PROBLEM TO WORK ON: Copy out all the lines in the records that include the word "name".

RAW RECORDS:
■ ■ ■ ■ ■ ■ ■

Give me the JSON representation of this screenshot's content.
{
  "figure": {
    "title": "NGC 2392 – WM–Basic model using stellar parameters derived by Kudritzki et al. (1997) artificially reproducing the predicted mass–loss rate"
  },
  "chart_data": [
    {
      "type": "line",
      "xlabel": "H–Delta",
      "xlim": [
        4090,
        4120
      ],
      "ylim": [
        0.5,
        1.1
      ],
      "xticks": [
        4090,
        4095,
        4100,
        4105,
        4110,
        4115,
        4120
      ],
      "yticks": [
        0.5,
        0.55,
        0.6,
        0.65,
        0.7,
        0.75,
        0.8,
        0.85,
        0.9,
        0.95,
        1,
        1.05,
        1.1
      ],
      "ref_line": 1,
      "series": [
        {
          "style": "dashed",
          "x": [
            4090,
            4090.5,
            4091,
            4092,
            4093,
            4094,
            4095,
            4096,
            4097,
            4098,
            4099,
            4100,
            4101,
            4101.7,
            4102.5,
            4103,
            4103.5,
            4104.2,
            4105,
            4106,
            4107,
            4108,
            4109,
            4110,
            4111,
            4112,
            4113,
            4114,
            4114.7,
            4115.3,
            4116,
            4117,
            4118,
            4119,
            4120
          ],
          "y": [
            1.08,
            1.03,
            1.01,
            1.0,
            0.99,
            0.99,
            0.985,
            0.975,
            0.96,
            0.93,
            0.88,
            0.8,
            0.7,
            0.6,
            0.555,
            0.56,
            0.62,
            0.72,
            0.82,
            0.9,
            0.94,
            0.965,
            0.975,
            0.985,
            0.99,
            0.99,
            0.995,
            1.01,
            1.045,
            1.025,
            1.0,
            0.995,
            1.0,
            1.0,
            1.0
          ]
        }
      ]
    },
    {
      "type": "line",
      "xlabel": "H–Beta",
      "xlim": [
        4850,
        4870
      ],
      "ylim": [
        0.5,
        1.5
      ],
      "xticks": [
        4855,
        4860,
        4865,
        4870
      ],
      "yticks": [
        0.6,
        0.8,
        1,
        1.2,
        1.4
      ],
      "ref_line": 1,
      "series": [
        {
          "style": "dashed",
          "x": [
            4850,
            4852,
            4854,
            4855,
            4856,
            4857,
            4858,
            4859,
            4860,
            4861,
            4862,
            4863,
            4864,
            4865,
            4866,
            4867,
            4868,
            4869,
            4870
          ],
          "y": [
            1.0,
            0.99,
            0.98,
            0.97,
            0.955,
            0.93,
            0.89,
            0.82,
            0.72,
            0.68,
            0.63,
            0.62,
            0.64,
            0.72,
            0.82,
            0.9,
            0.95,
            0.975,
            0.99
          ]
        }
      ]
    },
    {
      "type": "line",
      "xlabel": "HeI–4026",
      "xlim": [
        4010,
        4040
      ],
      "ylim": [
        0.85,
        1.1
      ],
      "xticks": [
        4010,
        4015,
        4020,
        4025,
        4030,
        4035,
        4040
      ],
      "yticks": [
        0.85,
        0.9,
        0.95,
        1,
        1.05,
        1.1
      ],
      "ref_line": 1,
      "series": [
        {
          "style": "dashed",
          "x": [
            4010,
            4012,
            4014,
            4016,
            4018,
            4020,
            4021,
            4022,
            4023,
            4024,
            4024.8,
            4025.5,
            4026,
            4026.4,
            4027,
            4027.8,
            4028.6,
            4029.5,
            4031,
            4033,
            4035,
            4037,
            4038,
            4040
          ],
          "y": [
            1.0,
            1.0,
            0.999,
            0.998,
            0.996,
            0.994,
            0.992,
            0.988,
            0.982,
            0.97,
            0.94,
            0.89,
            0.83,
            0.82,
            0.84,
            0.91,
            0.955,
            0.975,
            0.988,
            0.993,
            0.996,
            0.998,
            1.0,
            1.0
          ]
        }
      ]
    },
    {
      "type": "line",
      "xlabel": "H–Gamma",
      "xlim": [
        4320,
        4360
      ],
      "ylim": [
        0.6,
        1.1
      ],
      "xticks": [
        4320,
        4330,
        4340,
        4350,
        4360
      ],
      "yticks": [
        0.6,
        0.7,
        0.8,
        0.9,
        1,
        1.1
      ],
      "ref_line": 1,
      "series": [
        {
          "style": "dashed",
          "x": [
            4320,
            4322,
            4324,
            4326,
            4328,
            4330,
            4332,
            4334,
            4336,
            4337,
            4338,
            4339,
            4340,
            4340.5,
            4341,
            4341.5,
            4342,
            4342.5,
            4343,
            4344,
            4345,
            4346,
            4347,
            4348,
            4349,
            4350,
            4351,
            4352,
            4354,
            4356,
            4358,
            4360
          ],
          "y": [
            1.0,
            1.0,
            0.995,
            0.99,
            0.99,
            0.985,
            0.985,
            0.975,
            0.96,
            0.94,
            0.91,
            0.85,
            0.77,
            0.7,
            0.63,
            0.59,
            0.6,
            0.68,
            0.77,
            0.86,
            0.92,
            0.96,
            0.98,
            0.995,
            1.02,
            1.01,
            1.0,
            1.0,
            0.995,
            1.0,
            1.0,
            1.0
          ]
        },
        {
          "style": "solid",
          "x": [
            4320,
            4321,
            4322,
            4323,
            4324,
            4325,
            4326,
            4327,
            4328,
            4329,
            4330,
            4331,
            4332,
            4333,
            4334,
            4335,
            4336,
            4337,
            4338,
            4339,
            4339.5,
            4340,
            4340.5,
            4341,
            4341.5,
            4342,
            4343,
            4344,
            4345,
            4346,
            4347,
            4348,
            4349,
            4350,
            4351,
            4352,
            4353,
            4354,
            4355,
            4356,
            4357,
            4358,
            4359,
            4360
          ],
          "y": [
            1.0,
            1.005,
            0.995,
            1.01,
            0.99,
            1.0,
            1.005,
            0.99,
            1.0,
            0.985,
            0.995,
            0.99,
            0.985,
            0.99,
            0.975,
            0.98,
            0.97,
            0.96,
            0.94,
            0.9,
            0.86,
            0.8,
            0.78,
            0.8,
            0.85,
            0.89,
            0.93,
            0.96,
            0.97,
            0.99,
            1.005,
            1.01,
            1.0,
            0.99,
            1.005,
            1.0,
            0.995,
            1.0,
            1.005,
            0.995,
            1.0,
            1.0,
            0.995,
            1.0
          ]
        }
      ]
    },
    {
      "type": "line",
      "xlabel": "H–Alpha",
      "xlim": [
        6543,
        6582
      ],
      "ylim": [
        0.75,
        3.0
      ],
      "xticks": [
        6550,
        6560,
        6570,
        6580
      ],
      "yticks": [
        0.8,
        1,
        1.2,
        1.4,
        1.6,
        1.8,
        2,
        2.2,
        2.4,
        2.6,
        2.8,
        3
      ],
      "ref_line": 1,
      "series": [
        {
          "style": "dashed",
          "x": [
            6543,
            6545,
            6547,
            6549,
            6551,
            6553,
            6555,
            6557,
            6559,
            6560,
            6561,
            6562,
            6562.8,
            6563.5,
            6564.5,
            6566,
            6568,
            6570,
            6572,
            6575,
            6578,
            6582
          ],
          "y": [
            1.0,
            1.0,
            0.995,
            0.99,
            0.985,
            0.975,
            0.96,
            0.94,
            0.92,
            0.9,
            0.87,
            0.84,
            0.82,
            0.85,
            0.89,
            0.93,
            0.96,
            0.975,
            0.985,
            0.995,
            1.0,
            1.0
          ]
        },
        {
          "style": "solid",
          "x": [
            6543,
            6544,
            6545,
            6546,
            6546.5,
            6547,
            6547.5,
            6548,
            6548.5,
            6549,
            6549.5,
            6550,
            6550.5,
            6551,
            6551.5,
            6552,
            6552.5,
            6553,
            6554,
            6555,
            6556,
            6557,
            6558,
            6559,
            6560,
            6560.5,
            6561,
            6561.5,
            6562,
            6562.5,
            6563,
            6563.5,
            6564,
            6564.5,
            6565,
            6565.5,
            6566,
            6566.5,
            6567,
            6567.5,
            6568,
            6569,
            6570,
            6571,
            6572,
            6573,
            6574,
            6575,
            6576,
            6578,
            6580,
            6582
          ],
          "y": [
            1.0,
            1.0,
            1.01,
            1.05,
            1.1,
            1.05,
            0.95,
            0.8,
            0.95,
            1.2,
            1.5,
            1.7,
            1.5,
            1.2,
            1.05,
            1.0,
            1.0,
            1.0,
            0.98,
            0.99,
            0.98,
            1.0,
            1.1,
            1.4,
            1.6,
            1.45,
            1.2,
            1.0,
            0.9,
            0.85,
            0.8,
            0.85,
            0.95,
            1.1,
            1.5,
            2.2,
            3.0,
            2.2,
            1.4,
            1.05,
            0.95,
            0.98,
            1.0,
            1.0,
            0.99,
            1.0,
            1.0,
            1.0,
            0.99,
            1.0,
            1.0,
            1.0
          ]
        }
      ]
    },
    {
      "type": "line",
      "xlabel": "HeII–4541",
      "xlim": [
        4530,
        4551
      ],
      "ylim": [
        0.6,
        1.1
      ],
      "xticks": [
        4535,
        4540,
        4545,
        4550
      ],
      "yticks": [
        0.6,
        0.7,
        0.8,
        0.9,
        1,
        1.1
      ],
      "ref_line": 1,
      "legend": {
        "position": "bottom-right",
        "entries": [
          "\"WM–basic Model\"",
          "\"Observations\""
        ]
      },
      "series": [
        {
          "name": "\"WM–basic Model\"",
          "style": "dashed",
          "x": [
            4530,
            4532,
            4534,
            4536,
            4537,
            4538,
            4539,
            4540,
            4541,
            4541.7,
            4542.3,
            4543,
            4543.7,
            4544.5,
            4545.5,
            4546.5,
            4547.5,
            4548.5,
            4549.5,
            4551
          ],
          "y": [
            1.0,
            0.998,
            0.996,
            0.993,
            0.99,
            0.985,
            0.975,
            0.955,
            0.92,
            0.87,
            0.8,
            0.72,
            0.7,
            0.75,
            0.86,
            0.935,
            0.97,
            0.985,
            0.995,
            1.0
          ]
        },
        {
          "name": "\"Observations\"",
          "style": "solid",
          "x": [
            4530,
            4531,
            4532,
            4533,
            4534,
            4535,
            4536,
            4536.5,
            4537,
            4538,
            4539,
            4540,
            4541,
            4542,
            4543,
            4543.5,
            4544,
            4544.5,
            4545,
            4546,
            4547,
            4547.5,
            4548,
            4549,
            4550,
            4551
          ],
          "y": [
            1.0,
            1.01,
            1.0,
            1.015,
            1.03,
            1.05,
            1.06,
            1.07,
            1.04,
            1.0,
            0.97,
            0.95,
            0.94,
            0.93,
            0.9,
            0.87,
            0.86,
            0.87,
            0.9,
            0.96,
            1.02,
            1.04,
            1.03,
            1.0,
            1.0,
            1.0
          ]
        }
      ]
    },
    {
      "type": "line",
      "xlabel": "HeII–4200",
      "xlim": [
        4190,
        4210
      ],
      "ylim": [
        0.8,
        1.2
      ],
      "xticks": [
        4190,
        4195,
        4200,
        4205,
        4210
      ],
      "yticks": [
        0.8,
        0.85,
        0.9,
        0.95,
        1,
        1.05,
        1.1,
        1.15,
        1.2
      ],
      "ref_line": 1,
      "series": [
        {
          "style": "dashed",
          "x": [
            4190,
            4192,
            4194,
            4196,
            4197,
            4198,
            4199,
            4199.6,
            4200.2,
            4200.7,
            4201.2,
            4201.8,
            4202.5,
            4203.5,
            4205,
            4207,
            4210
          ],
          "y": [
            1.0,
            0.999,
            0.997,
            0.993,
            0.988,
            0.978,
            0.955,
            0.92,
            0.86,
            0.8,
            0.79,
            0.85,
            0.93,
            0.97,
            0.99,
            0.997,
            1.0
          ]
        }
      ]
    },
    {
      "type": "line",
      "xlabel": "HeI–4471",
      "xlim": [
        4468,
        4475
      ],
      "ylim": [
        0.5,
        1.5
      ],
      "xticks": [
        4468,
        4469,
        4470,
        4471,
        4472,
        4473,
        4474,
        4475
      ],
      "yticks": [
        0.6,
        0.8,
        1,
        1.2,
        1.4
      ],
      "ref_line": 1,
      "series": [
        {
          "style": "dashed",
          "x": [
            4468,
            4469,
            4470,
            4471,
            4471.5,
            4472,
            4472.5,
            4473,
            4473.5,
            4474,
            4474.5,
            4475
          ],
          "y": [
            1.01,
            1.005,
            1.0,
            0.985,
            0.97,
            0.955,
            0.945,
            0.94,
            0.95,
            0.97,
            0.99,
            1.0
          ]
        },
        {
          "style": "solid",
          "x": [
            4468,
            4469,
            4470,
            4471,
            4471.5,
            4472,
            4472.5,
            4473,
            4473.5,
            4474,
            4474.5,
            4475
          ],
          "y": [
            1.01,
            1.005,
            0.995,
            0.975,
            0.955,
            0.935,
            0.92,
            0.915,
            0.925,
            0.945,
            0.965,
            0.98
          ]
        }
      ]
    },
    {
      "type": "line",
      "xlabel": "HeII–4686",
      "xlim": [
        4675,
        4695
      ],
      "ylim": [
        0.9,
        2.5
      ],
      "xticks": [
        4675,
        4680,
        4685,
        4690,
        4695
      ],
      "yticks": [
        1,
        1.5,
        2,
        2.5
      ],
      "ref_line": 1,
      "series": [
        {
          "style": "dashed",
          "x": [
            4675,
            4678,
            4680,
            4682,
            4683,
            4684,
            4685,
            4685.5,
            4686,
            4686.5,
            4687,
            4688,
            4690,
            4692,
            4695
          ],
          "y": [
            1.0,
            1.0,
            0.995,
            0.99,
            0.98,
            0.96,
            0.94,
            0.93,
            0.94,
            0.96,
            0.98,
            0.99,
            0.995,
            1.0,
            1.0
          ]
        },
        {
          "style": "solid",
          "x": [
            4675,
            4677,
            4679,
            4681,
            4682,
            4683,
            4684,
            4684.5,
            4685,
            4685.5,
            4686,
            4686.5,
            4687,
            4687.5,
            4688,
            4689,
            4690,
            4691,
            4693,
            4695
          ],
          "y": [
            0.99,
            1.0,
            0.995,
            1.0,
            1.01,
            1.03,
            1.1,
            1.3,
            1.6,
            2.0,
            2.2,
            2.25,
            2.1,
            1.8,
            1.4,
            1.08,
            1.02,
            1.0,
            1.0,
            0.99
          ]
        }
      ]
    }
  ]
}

■ ■ ■ ■ ■ ■ ■

RESPONSE BELOW:
          "name": "\"WM–basic Model\"",
          "name": "\"Observations\"",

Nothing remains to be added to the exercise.